> **To be done**: Write out the whole listing again, exactly as given.

> **Available data**:

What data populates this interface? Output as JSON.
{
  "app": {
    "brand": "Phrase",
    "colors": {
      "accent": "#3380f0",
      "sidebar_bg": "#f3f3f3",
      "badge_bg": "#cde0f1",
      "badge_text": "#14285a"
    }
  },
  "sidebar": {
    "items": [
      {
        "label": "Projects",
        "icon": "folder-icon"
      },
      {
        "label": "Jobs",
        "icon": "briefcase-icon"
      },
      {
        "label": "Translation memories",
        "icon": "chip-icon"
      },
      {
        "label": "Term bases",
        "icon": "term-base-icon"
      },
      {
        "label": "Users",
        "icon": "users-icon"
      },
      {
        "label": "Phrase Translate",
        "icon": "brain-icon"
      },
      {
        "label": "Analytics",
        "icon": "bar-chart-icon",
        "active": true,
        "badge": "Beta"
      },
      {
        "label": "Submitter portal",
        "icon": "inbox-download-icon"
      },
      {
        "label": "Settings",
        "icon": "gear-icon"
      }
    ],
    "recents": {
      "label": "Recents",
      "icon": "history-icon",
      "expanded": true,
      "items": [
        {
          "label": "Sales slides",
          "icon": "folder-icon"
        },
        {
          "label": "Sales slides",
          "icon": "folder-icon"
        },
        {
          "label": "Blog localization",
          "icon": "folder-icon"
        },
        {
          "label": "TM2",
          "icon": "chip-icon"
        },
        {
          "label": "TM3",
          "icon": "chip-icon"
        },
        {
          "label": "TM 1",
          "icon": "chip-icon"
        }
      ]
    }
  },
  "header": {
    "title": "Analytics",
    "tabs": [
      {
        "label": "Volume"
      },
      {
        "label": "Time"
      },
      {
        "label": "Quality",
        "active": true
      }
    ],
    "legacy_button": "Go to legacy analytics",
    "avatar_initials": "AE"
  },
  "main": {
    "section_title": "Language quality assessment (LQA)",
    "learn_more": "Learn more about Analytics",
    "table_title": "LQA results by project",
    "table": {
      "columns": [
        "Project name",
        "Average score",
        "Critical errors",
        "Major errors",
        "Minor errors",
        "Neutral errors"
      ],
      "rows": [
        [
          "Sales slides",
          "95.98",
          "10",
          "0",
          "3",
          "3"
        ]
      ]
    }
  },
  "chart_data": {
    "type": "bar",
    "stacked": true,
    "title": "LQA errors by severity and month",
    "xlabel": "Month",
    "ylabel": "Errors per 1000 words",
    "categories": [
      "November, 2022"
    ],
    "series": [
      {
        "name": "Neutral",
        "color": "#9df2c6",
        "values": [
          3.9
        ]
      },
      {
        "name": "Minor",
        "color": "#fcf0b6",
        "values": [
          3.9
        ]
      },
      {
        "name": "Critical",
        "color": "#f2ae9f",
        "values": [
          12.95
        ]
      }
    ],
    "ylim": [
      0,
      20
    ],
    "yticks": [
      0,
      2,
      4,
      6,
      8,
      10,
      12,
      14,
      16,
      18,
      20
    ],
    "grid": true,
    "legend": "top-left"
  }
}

> **Solution for this task**:
What data populates this interface? Output as JSON.
{
  "app": {
    "brand": "Phrase",
    "colors": {
      "accent": "#3380f0",
      "sidebar_bg": "#f3f3f3",
      "badge_bg": "#cde0f1",
      "badge_text": "#14285a"
    }
  },
  "sidebar": {
    "items": [
      {
        "label": "Projects",
        "icon": "folder-icon"
      },
      {
        "label": "Jobs",
        "icon": "briefcase-icon"
      },
      {
        "label": "Translation memories",
        "icon": "chip-icon"
      },
      {
        "label": "Term bases",
        "icon": "term-base-icon"
      },
      {
        "label": "Users",
        "icon": "users-icon"
      },
      {
        "label": "Phrase Translate",
        "icon": "brain-icon"
      },
      {
        "label": "Analytics",
        "icon": "bar-chart-icon",
        "active": true,
        "badge": "Beta"
      },
      {
        "label": "Submitter portal",
        "icon": "inbox-download-icon"
      },
      {
        "label": "Settings",
        "icon": "gear-icon"
      }
    ],
    "recents": {
      "label": "Recents",
      "icon": "history-icon",
      "expanded": true,
      "items": [
        {
          "label": "Sales slides",
          "icon": "folder-icon"
        },
        {
          "label": "Sales slides",
          "icon": "folder-icon"
        },
        {
          "label": "Blog localization",
          "icon": "folder-icon"
        },
        {
          "label": "TM2",
          "icon": "chip-icon"
        },
        {
          "label": "TM3",
          "icon": "chip-icon"
        },
        {
          "label": "TM 1",
          "icon": "chip-icon"
        }
      ]
    }
  },
  "header": {
    "title": "Analytics",
    "tabs": [
      {
        "label": "Volume"
      },
      {
        "label": "Time"
      },
      {
        "label": "Quality",
        "active": true
      }
    ],
    "legacy_button": "Go to legacy analytics",
    "avatar_initials": "AE"
  },
  "main": {
    "section_title": "Language quality assessment (LQA)",
    "learn_more": "Learn more about Analytics",
    "table_title": "LQA results by project",
    "table": {
      "columns": [
        "Project name",
        "Average score",
        "Critical errors",
        "Major errors",
        "Minor errors",
        "Neutral errors"
      ],
      "rows": [
        [
          "Sales slides",
          "95.98",
          "10",
          "0",
          "3",
          "3"
        ]
      ]
    }
  },
  "chart_data": {
    "type": "bar",
    "stacked": true,
    "title": "LQA errors by severity and month",
    "xlabel": "Month",
    "ylabel": "Errors per 1000 words",
    "categories": [
      "November, 2022"
    ],
    "series": [
      {
        "name": "Neutral",
        "color": "#9df2c6",
        "values": [
          3.9
        ]
      },
      {
        "name": "Minor",
        "color": "#fcf0b6",
        "values": [
          3.9
        ]
      },
      {
        "name": "Critical",
        "color": "#f2ae9f",
        "values": [
          12.95
        ]
      }
    ],
    "ylim": [
      0,
      20
    ],
    "yticks": [
      0,
      2,
      4,
      6,
      8,
      10,
      12,
      14,
      16,
      18,
      20
    ],
    "grid": true,
    "legend": "top-left"
  }
}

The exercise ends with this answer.